◆ **Dataset records**:
- - -

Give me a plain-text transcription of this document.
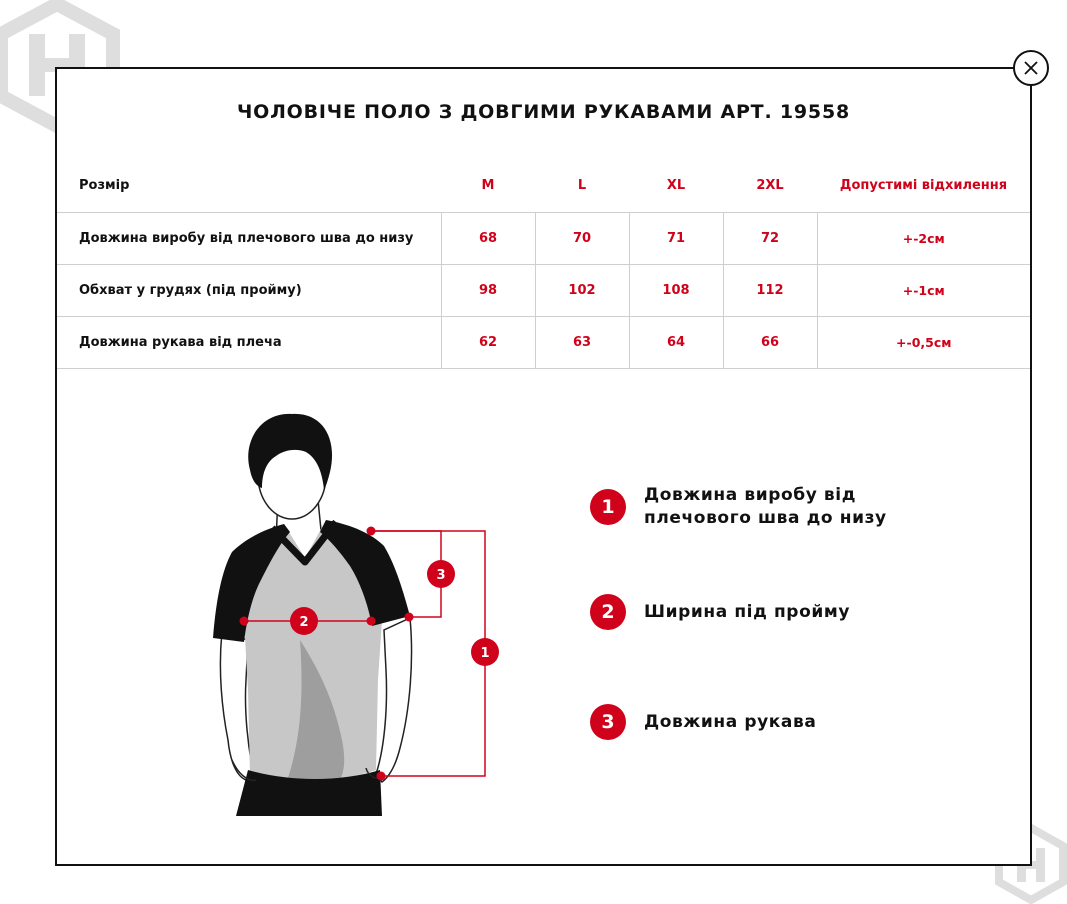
ЧОЛОВІЧЕ ПОЛО З ДОВГИМИ РУКАВАМИ АРТ. 19558
Розмір	M	L	XL	2XL	Допустимі відхилення
Довжина виробу від плечового шва до низу	68	70	71	72	+-2см
Обхват у грудях (під пройму)	98	102	108	112	+-1см
Довжина рукава від плеча	62	63	64	66	+-0,5см
1
2
3
1
Довжина виробу від плечового шва до низу
2	Ширина під пройму
3	Довжина рукава
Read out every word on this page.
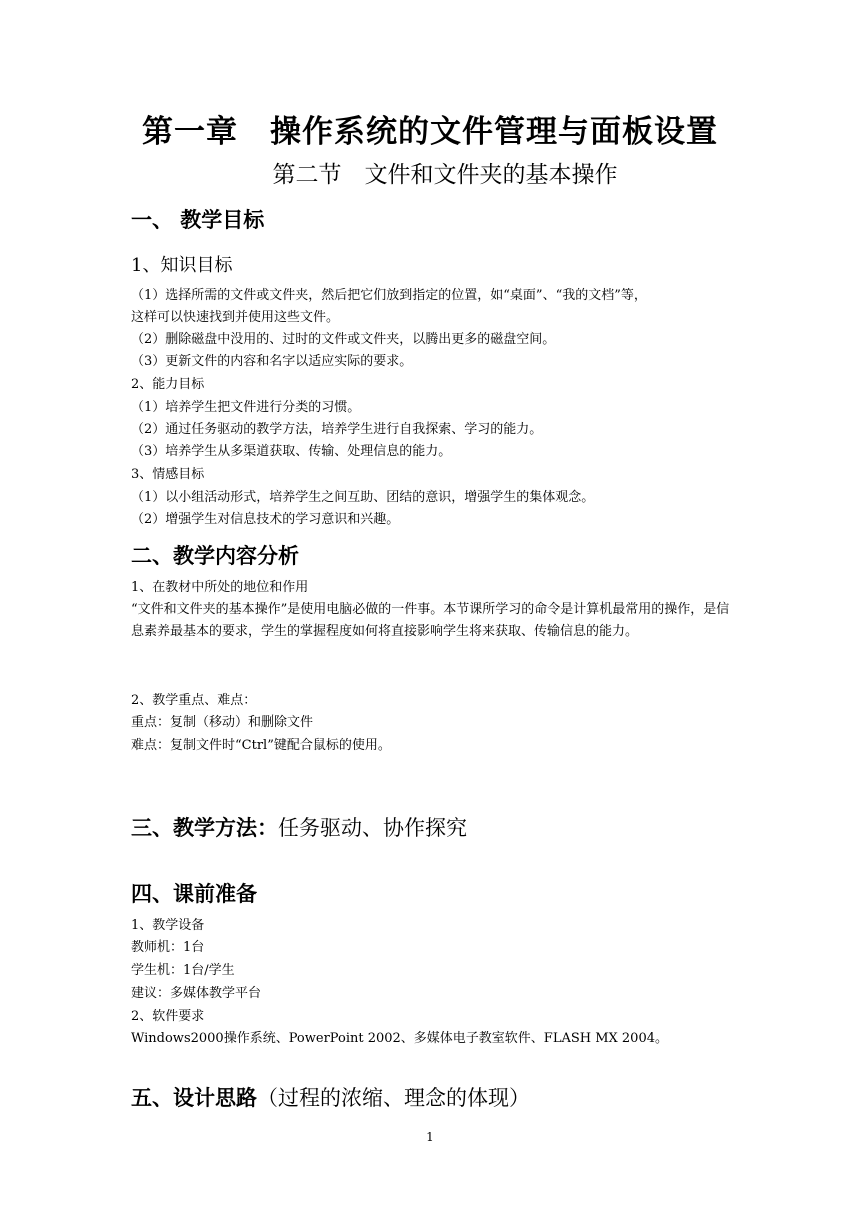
第一章　操作系统的文件管理与面板设置
第二节　文件和文件夹的基本操作
一、 教学目标
1、知识目标
（1）选择所需的文件或文件夹，然后把它们放到指定的位置，如“桌面”、“我的文档”等，
这样可以快速找到并使用这些文件。
（2）删除磁盘中没用的、过时的文件或文件夹，以腾出更多的磁盘空间。
（3）更新文件的内容和名字以适应实际的要求。
2、能力目标
（1）培养学生把文件进行分类的习惯。
（2）通过任务驱动的教学方法，培养学生进行自我探索、学习的能力。
（3）培养学生从多渠道获取、传输、处理信息的能力。
3、情感目标
（1）以小组活动形式，培养学生之间互助、团结的意识，增强学生的集体观念。
（2）增强学生对信息技术的学习意识和兴趣。
二、教学内容分析
1、在教材中所处的地位和作用
“文件和文件夹的基本操作”是使用电脑必做的一件事。本节课所学习的命令是计算机最常用的操作，是信息素养最基本的要求，学生的掌握程度如何将直接影响学生将来获取、传输信息的能力。
2、教学重点、难点：
重点：复制（移动）和删除文件
难点：复制文件时“Ctrl”键配合鼠标的使用。
三、教学方法：任务驱动、协作探究
四、课前准备
1、教学设备
教师机：1台
学生机：1台/学生
建议：多媒体教学平台
2、软件要求
Windows2000操作系统、PowerPoint 2002、多媒体电子教室软件、FLASH MX 2004。
五、设计思路（过程的浓缩、理念的体现）
1
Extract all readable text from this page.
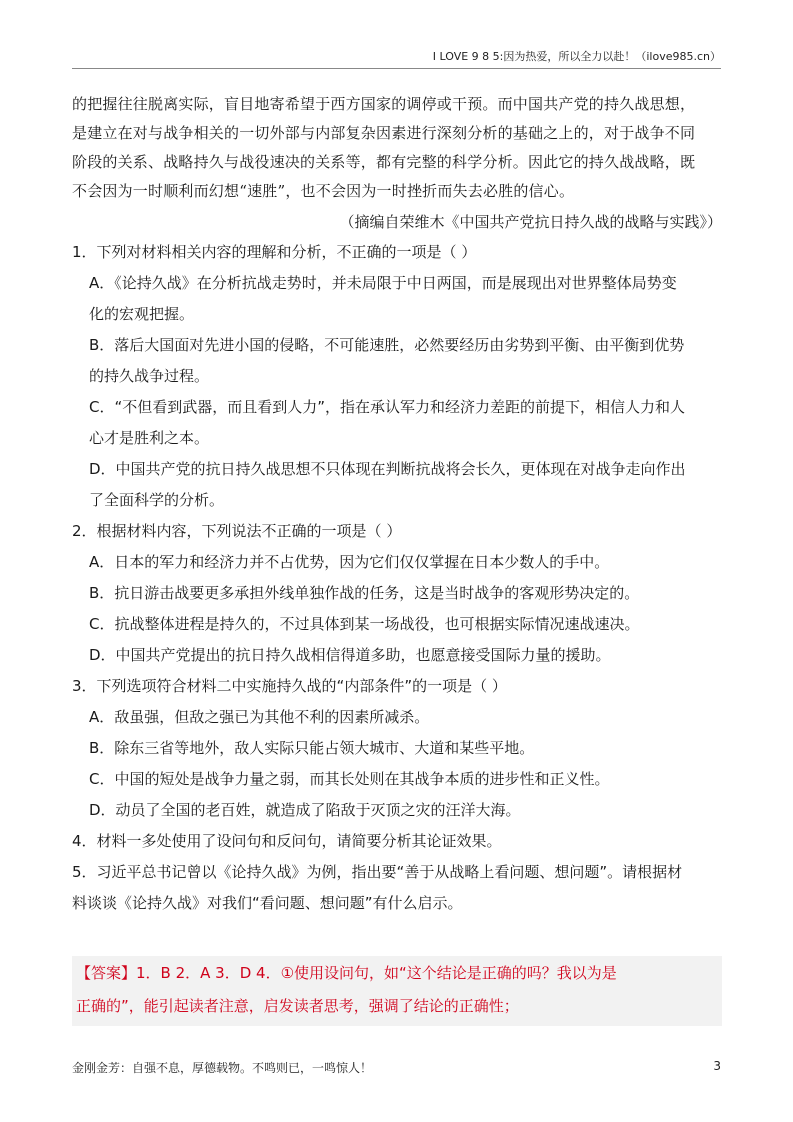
I LOVE 9 8 5:因为热爱，所以全力以赴！（ilove985.cn）

的把握往往脱离实际，盲目地寄希望于西方国家的调停或干预。而中国共产党的持久战思想，

是建立在对与战争相关的一切外部与内部复杂因素进行深刻分析的基础之上的，对于战争不同

阶段的关系、战略持久与战役速决的关系等，都有完整的科学分析。因此它的持久战战略，既

不会因为一时顺利而幻想“速胜”，也不会因为一时挫折而失去必胜的信心。

（摘编自荣维木《中国共产党抗日持久战的战略与实践》）

1．下列对材料相关内容的理解和分析，不正确的一项是（ ）

A．《论持久战》在分析抗战走势时，并未局限于中日两国，而是展现出对世界整体局势变

化的宏观把握。

B．落后大国面对先进小国的侵略，不可能速胜，必然要经历由劣势到平衡、由平衡到优势

的持久战争过程。

C．“不但看到武器，而且看到人力”，指在承认军力和经济力差距的前提下，相信人力和人

心才是胜利之本。

D．中国共产党的抗日持久战思想不只体现在判断抗战将会长久，更体现在对战争走向作出

了全面科学的分析。

2．根据材料内容，下列说法不正确的一项是（ ）

A．日本的军力和经济力并不占优势，因为它们仅仅掌握在日本少数人的手中。

B．抗日游击战要更多承担外线单独作战的任务，这是当时战争的客观形势决定的。

C．抗战整体进程是持久的，不过具体到某一场战役，也可根据实际情况速战速决。

D．中国共产党提出的抗日持久战相信得道多助，也愿意接受国际力量的援助。

3．下列选项符合材料二中实施持久战的“内部条件”的一项是（ ）

A．敌虽强，但敌之强已为其他不利的因素所减杀。

B．除东三省等地外，敌人实际只能占领大城市、大道和某些平地。

C．中国的短处是战争力量之弱，而其长处则在其战争本质的进步性和正义性。

D．动员了全国的老百姓，就造成了陷敌于灭顶之灾的汪洋大海。

4．材料一多处使用了设问句和反问句，请简要分析其论证效果。

5．习近平总书记曾以《论持久战》为例，指出要“善于从战略上看问题、想问题”。请根据材

料谈谈《论持久战》对我们“看问题、想问题”有什么启示。

【答案】1．B 2．A 3．D 4．①使用设问句，如“这个结论是正确的吗？我以为是

正确的”，能引起读者注意，启发读者思考，强调了结论的正确性；

金刚金芳：自强不息，厚德载物。不鸣则已，一鸣惊人！	3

- - -

◆ **TASK PROMPT**: Copy exactly the lines from the line containing "Read out every word on this page." through the last line of the records, both included, and omit every picture.

◆ **ANSWER TO THE TASK**:
Read out every word on this page.
第一章　操作系统的文件管理与面板设置
第二节　文件和文件夹的基本操作
一、 教学目标
1、知识目标
（1）选择所需的文件或文件夹，然后把它们放到指定的位置，如“桌面”、“我的文档”等，
这样可以快速找到并使用这些文件。
（2）删除磁盘中没用的、过时的文件或文件夹，以腾出更多的磁盘空间。
（3）更新文件的内容和名字以适应实际的要求。
2、能力目标
（1）培养学生把文件进行分类的习惯。
（2）通过任务驱动的教学方法，培养学生进行自我探索、学习的能力。
（3）培养学生从多渠道获取、传输、处理信息的能力。
3、情感目标
（1）以小组活动形式，培养学生之间互助、团结的意识，增强学生的集体观念。
（2）增强学生对信息技术的学习意识和兴趣。
二、教学内容分析
1、在教材中所处的地位和作用
“文件和文件夹的基本操作”是使用电脑必做的一件事。本节课所学习的命令是计算机最常用的操作，是信息素养最基本的要求，学生的掌握程度如何将直接影响学生将来获取、传输信息的能力。
2、教学重点、难点：
重点：复制（移动）和删除文件
难点：复制文件时“Ctrl”键配合鼠标的使用。
三、教学方法：任务驱动、协作探究
四、课前准备
1、教学设备
教师机：1台
学生机：1台/学生
建议：多媒体教学平台
2、软件要求
Windows2000操作系统、PowerPoint 2002、多媒体电子教室软件、FLASH MX 2004。
五、设计思路（过程的浓缩、理念的体现）
1
Extract all readable text from this page.
I LOVE 9 8 5:因为热爱，所以全力以赴！（ilove985.cn）

的把握往往脱离实际，盲目地寄希望于西方国家的调停或干预。而中国共产党的持久战思想，

是建立在对与战争相关的一切外部与内部复杂因素进行深刻分析的基础之上的，对于战争不同

阶段的关系、战略持久与战役速决的关系等，都有完整的科学分析。因此它的持久战战略，既

不会因为一时顺利而幻想“速胜”，也不会因为一时挫折而失去必胜的信心。

（摘编自荣维木《中国共产党抗日持久战的战略与实践》）

1．下列对材料相关内容的理解和分析，不正确的一项是（ ）

A．《论持久战》在分析抗战走势时，并未局限于中日两国，而是展现出对世界整体局势变

化的宏观把握。

B．落后大国面对先进小国的侵略，不可能速胜，必然要经历由劣势到平衡、由平衡到优势

的持久战争过程。

C．“不但看到武器，而且看到人力”，指在承认军力和经济力差距的前提下，相信人力和人

心才是胜利之本。

D．中国共产党的抗日持久战思想不只体现在判断抗战将会长久，更体现在对战争走向作出

了全面科学的分析。

2．根据材料内容，下列说法不正确的一项是（ ）

A．日本的军力和经济力并不占优势，因为它们仅仅掌握在日本少数人的手中。

B．抗日游击战要更多承担外线单独作战的任务，这是当时战争的客观形势决定的。

C．抗战整体进程是持久的，不过具体到某一场战役，也可根据实际情况速战速决。

D．中国共产党提出的抗日持久战相信得道多助，也愿意接受国际力量的援助。

3．下列选项符合材料二中实施持久战的“内部条件”的一项是（ ）

A．敌虽强，但敌之强已为其他不利的因素所减杀。

B．除东三省等地外，敌人实际只能占领大城市、大道和某些平地。

C．中国的短处是战争力量之弱，而其长处则在其战争本质的进步性和正义性。

D．动员了全国的老百姓，就造成了陷敌于灭顶之灾的汪洋大海。

4．材料一多处使用了设问句和反问句，请简要分析其论证效果。

5．习近平总书记曾以《论持久战》为例，指出要“善于从战略上看问题、想问题”。请根据材

料谈谈《论持久战》对我们“看问题、想问题”有什么启示。

【答案】1．B 2．A 3．D 4．①使用设问句，如“这个结论是正确的吗？我以为是

正确的”，能引起读者注意，启发读者思考，强调了结论的正确性；

金刚金芳：自强不息，厚德载物。不鸣则已，一鸣惊人！	3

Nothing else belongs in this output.